Figure contents as structured data
************

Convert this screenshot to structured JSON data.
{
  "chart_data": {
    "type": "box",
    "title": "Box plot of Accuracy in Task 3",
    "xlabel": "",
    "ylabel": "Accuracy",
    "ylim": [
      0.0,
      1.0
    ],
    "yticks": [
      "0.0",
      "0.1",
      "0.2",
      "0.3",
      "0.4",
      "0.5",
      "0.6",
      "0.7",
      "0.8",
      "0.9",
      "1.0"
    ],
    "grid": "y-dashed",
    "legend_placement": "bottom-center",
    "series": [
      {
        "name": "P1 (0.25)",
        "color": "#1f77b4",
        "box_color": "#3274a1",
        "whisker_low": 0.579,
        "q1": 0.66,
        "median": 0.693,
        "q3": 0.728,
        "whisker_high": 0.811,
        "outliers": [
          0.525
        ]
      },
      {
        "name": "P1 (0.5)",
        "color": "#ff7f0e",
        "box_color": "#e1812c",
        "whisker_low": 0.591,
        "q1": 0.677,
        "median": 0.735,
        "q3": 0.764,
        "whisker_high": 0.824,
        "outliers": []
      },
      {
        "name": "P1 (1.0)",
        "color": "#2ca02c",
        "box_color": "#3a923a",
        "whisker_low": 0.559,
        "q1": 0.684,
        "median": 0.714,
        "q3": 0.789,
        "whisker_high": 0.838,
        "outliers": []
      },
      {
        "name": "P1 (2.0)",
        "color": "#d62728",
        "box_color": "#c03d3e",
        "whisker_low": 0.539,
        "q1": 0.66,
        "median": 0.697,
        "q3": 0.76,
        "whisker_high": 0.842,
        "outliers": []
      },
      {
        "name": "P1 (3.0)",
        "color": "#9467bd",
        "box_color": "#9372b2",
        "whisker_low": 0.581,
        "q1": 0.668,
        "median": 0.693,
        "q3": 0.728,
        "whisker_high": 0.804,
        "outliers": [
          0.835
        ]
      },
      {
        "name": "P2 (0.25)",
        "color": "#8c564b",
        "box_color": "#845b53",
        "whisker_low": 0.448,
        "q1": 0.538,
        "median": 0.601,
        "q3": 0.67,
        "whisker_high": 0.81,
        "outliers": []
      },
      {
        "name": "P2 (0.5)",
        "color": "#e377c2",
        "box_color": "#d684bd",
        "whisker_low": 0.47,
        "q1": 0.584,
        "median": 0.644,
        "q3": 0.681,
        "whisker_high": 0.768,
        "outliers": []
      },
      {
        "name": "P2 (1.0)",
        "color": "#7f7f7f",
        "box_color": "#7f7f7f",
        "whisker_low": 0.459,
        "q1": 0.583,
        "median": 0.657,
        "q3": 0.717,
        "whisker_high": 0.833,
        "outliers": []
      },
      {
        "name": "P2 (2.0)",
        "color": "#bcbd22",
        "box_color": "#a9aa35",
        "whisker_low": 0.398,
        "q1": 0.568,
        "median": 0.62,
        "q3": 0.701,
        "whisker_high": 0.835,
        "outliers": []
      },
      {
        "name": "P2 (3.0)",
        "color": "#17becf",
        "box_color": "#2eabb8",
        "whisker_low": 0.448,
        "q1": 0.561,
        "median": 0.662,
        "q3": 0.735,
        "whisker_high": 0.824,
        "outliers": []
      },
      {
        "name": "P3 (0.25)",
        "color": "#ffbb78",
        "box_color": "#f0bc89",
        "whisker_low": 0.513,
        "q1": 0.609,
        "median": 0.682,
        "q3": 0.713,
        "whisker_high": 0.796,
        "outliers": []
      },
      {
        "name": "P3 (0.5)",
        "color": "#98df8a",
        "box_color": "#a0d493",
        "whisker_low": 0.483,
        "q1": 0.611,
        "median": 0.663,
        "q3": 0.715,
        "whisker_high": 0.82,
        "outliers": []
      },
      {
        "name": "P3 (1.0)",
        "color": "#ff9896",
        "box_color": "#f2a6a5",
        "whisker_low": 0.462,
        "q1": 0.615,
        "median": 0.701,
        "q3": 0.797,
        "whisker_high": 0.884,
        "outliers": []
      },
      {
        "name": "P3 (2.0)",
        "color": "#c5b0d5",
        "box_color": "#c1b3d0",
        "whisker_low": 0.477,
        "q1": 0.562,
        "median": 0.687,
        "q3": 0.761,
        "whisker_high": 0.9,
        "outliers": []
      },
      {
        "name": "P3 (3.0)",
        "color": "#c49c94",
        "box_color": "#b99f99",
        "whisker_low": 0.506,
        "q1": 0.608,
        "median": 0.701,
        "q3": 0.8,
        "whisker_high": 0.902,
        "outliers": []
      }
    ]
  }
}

************

### To do
Which lines above contain the word "Accuracy"? Copy each of them.

### Reply to the task
    "title": "Box plot of Accuracy in Task 3",
    "ylabel": "Accuracy",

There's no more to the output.